Exercise details => Find the lines below that contain the string "name". Copy each one.

Extracted material =>
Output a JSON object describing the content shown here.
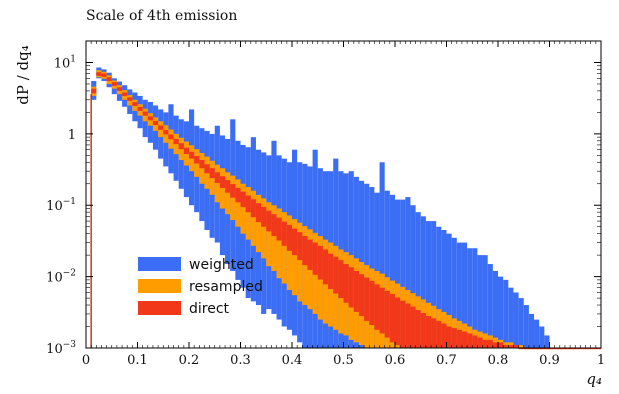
{
  "chart_data": {
    "type": "bar",
    "title": "Scale of 4th emission",
    "xlabel": "q₄",
    "ylabel": "dP / dq₄",
    "xlim": [
      0,
      1
    ],
    "ylim": [
      0.001,
      20
    ],
    "yscale": "log",
    "xticks": [
      "0",
      "0.1",
      "0.2",
      "0.3",
      "0.4",
      "0.5",
      "0.6",
      "0.7",
      "0.8",
      "0.9",
      "1"
    ],
    "yticks": [
      {
        "mantissa": "10",
        "exp": "1",
        "value": 10
      },
      {
        "mantissa": "1",
        "exp": "",
        "value": 1
      },
      {
        "mantissa": "10",
        "exp": "−1",
        "value": 0.1
      },
      {
        "mantissa": "10",
        "exp": "−2",
        "value": 0.01
      },
      {
        "mantissa": "10",
        "exp": "−3",
        "value": 0.001
      }
    ],
    "legend_position": "bottom-left",
    "series": [
      {
        "name": "weighted",
        "color": "#3b6ef5",
        "x": [
          0.015,
          0.025,
          0.035,
          0.045,
          0.055,
          0.065,
          0.075,
          0.085,
          0.095,
          0.105,
          0.115,
          0.125,
          0.135,
          0.145,
          0.155,
          0.165,
          0.175,
          0.185,
          0.195,
          0.205,
          0.215,
          0.225,
          0.235,
          0.245,
          0.255,
          0.265,
          0.275,
          0.285,
          0.295,
          0.305,
          0.315,
          0.325,
          0.335,
          0.345,
          0.355,
          0.365,
          0.375,
          0.385,
          0.395,
          0.405,
          0.415,
          0.425,
          0.435,
          0.445,
          0.455,
          0.465,
          0.475,
          0.485,
          0.495,
          0.505,
          0.515,
          0.525,
          0.535,
          0.545,
          0.555,
          0.565,
          0.575,
          0.585,
          0.595,
          0.605,
          0.615,
          0.625,
          0.635,
          0.645,
          0.655,
          0.665,
          0.675,
          0.685,
          0.695,
          0.705,
          0.715,
          0.725,
          0.735,
          0.745,
          0.755,
          0.765,
          0.775,
          0.785,
          0.795,
          0.805,
          0.815,
          0.825,
          0.835,
          0.845,
          0.855,
          0.865,
          0.875,
          0.885,
          0.895
        ],
        "low": [
          3.0,
          6.0,
          5.5,
          4.5,
          3.6,
          2.9,
          2.4,
          1.9,
          1.5,
          1.2,
          0.9,
          0.75,
          0.6,
          0.45,
          0.35,
          0.28,
          0.22,
          0.17,
          0.13,
          0.1,
          0.08,
          0.06,
          0.045,
          0.035,
          0.03,
          0.02,
          0.015,
          0.012,
          0.009,
          0.007,
          0.005,
          0.0045,
          0.004,
          0.003,
          0.0035,
          0.003,
          0.0025,
          0.002,
          0.0018,
          0.0015,
          0.0012,
          0.001,
          0.001,
          0.001,
          0.001,
          0.001,
          0.001,
          0.001,
          0.001,
          0.001,
          0.001,
          0.001,
          0.001,
          0.001,
          0.001,
          0.001,
          0.001,
          0.001,
          0.001,
          0.001,
          0.001,
          0.001,
          0.001,
          0.001,
          0.001,
          0.001,
          0.001,
          0.001,
          0.001,
          0.001,
          0.001,
          0.001,
          0.001,
          0.001,
          0.001,
          0.001,
          0.001,
          0.001,
          0.001,
          0.001,
          0.001,
          0.001,
          0.001,
          0.001,
          0.001,
          0.001,
          0.001,
          0.001,
          0.001
        ],
        "high": [
          5.5,
          8.5,
          8.0,
          7.2,
          6.0,
          5.4,
          4.8,
          4.2,
          3.8,
          3.4,
          3.0,
          2.8,
          2.5,
          2.2,
          2.0,
          2.6,
          1.8,
          1.6,
          1.5,
          2.2,
          1.3,
          1.2,
          1.1,
          1.0,
          1.3,
          0.95,
          0.85,
          1.6,
          0.8,
          0.7,
          0.65,
          0.9,
          0.6,
          0.55,
          0.5,
          0.8,
          0.5,
          0.45,
          0.4,
          0.6,
          0.4,
          0.38,
          0.35,
          0.6,
          0.33,
          0.3,
          0.3,
          0.45,
          0.3,
          0.28,
          0.3,
          0.25,
          0.22,
          0.2,
          0.18,
          0.15,
          0.4,
          0.16,
          0.14,
          0.12,
          0.12,
          0.13,
          0.1,
          0.08,
          0.07,
          0.06,
          0.06,
          0.05,
          0.045,
          0.04,
          0.035,
          0.03,
          0.03,
          0.025,
          0.025,
          0.02,
          0.02,
          0.015,
          0.012,
          0.01,
          0.009,
          0.007,
          0.006,
          0.005,
          0.004,
          0.003,
          0.0025,
          0.002,
          0.0015
        ]
      },
      {
        "name": "resampled",
        "color": "#ff9c00",
        "x": [
          0.015,
          0.025,
          0.035,
          0.045,
          0.055,
          0.065,
          0.075,
          0.085,
          0.095,
          0.105,
          0.115,
          0.125,
          0.135,
          0.145,
          0.155,
          0.165,
          0.175,
          0.185,
          0.195,
          0.205,
          0.215,
          0.225,
          0.235,
          0.245,
          0.255,
          0.265,
          0.275,
          0.285,
          0.295,
          0.305,
          0.315,
          0.325,
          0.335,
          0.345,
          0.355,
          0.365,
          0.375,
          0.385,
          0.395,
          0.405,
          0.415,
          0.425,
          0.435,
          0.445,
          0.455,
          0.465,
          0.475,
          0.485,
          0.495,
          0.505,
          0.515,
          0.525,
          0.535,
          0.545,
          0.555,
          0.565,
          0.575,
          0.585,
          0.595,
          0.605,
          0.615,
          0.625,
          0.635,
          0.645,
          0.655,
          0.665,
          0.675,
          0.685,
          0.695,
          0.705,
          0.715,
          0.725,
          0.735,
          0.745,
          0.755,
          0.765,
          0.775,
          0.785,
          0.795,
          0.805,
          0.815,
          0.825,
          0.835,
          0.845,
          0.855,
          0.865,
          0.875,
          0.885,
          0.895,
          0.905,
          0.915,
          0.925,
          0.935,
          0.945
        ],
        "low": [
          3.4,
          6.2,
          5.9,
          5.0,
          4.3,
          3.6,
          3.0,
          2.5,
          2.1,
          1.8,
          1.5,
          1.3,
          1.1,
          0.9,
          0.75,
          0.62,
          0.52,
          0.43,
          0.36,
          0.3,
          0.25,
          0.2,
          0.17,
          0.14,
          0.11,
          0.09,
          0.075,
          0.062,
          0.05,
          0.04,
          0.033,
          0.027,
          0.022,
          0.018,
          0.014,
          0.012,
          0.0095,
          0.008,
          0.0065,
          0.0055,
          0.0045,
          0.004,
          0.0035,
          0.003,
          0.0025,
          0.0022,
          0.002,
          0.0018,
          0.0016,
          0.0015,
          0.0013,
          0.0012,
          0.0011,
          0.001,
          0.001,
          0.001,
          0.001,
          0.001,
          0.001,
          0.001,
          0.001,
          0.001,
          0.001,
          0.001,
          0.001,
          0.001,
          0.001,
          0.001,
          0.001,
          0.001,
          0.001,
          0.001,
          0.001,
          0.001,
          0.001,
          0.001,
          0.001,
          0.001,
          0.001,
          0.001,
          0.001,
          0.001,
          0.001,
          0.001,
          0.001,
          0.001,
          0.001,
          0.001,
          0.001,
          0.001,
          0.001,
          0.001,
          0.001,
          0.001
        ],
        "high": [
          4.6,
          7.8,
          7.4,
          6.6,
          5.6,
          4.8,
          4.1,
          3.5,
          3.0,
          2.6,
          2.25,
          1.95,
          1.7,
          1.5,
          1.32,
          1.15,
          1.0,
          0.88,
          0.78,
          0.69,
          0.61,
          0.54,
          0.48,
          0.42,
          0.37,
          0.33,
          0.29,
          0.26,
          0.23,
          0.2,
          0.18,
          0.16,
          0.14,
          0.125,
          0.11,
          0.1,
          0.09,
          0.08,
          0.072,
          0.064,
          0.057,
          0.051,
          0.046,
          0.041,
          0.037,
          0.033,
          0.03,
          0.027,
          0.024,
          0.022,
          0.02,
          0.018,
          0.016,
          0.0145,
          0.013,
          0.012,
          0.011,
          0.0098,
          0.0088,
          0.008,
          0.0072,
          0.0065,
          0.0059,
          0.0053,
          0.0048,
          0.0043,
          0.0039,
          0.0035,
          0.0032,
          0.0029,
          0.0026,
          0.0024,
          0.0022,
          0.002,
          0.0018,
          0.0017,
          0.0016,
          0.0015,
          0.0014,
          0.0013,
          0.0012,
          0.0012,
          0.0011,
          0.0011,
          0.001,
          0.001,
          0.001,
          0.001,
          0.001,
          0.001,
          0.001,
          0.001,
          0.001,
          0.001
        ]
      },
      {
        "name": "direct",
        "color": "#f2381b",
        "x": [
          0.015,
          0.025,
          0.035,
          0.045,
          0.055,
          0.065,
          0.075,
          0.085,
          0.095,
          0.105,
          0.115,
          0.125,
          0.135,
          0.145,
          0.155,
          0.165,
          0.175,
          0.185,
          0.195,
          0.205,
          0.215,
          0.225,
          0.235,
          0.245,
          0.255,
          0.265,
          0.275,
          0.285,
          0.295,
          0.305,
          0.315,
          0.325,
          0.335,
          0.345,
          0.355,
          0.365,
          0.375,
          0.385,
          0.395,
          0.405,
          0.415,
          0.425,
          0.435,
          0.445,
          0.455,
          0.465,
          0.475,
          0.485,
          0.495,
          0.505,
          0.515,
          0.525,
          0.535,
          0.545,
          0.555,
          0.565,
          0.575,
          0.585,
          0.595,
          0.605,
          0.615,
          0.625,
          0.635,
          0.645,
          0.655,
          0.665,
          0.675,
          0.685,
          0.695,
          0.705,
          0.715,
          0.725,
          0.735,
          0.745,
          0.755,
          0.765,
          0.775,
          0.785,
          0.795,
          0.805,
          0.815,
          0.825,
          0.835,
          0.845,
          0.855,
          0.865,
          0.875,
          0.885,
          0.895,
          0.905,
          0.915,
          0.925,
          0.935,
          0.945,
          0.955,
          0.965,
          0.975,
          0.985,
          0.995
        ],
        "low": [
          3.7,
          6.5,
          6.3,
          5.5,
          4.7,
          4.0,
          3.4,
          2.9,
          2.45,
          2.1,
          1.8,
          1.55,
          1.33,
          1.14,
          0.98,
          0.84,
          0.72,
          0.61,
          0.52,
          0.45,
          0.385,
          0.33,
          0.28,
          0.24,
          0.205,
          0.175,
          0.15,
          0.128,
          0.11,
          0.094,
          0.08,
          0.068,
          0.058,
          0.05,
          0.043,
          0.037,
          0.032,
          0.027,
          0.023,
          0.02,
          0.017,
          0.0145,
          0.0124,
          0.0106,
          0.0091,
          0.0078,
          0.0067,
          0.0058,
          0.005,
          0.0043,
          0.0037,
          0.0032,
          0.0028,
          0.0024,
          0.0021,
          0.0018,
          0.0016,
          0.0014,
          0.0012,
          0.0011,
          0.001,
          0.001,
          0.001,
          0.001,
          0.001,
          0.001,
          0.001,
          0.001,
          0.001,
          0.001,
          0.001,
          0.001,
          0.001,
          0.001,
          0.001,
          0.001,
          0.001,
          0.001,
          0.001,
          0.001,
          0.001,
          0.001,
          0.001,
          0.001,
          0.001,
          0.001,
          0.001,
          0.001,
          0.001,
          0.001,
          0.001,
          0.001,
          0.001,
          0.001,
          0.001,
          0.001,
          0.001,
          0.001,
          0.001
        ],
        "high": [
          4.3,
          7.3,
          7.0,
          6.2,
          5.3,
          4.5,
          3.8,
          3.25,
          2.78,
          2.38,
          2.05,
          1.76,
          1.52,
          1.31,
          1.13,
          0.98,
          0.85,
          0.74,
          0.64,
          0.56,
          0.49,
          0.43,
          0.375,
          0.33,
          0.29,
          0.255,
          0.225,
          0.198,
          0.175,
          0.155,
          0.137,
          0.121,
          0.107,
          0.095,
          0.084,
          0.075,
          0.067,
          0.059,
          0.053,
          0.047,
          0.042,
          0.037,
          0.033,
          0.03,
          0.027,
          0.024,
          0.021,
          0.019,
          0.017,
          0.015,
          0.0135,
          0.012,
          0.0108,
          0.0097,
          0.0087,
          0.0078,
          0.007,
          0.0063,
          0.0057,
          0.0051,
          0.0046,
          0.0042,
          0.0038,
          0.0034,
          0.0031,
          0.0028,
          0.0026,
          0.0024,
          0.0022,
          0.002,
          0.0019,
          0.0018,
          0.0017,
          0.0016,
          0.0015,
          0.0014,
          0.0013,
          0.0013,
          0.0012,
          0.0012,
          0.0011,
          0.0011,
          0.0011,
          0.001,
          0.001,
          0.001,
          0.001,
          0.001,
          0.001,
          0.001,
          0.001,
          0.001,
          0.001,
          0.001,
          0.001,
          0.001,
          0.001,
          0.001,
          0.001
        ]
      }
    ]
  }
}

Exercise solution =>
        "name": "weighted",
        "name": "resampled",
        "name": "direct",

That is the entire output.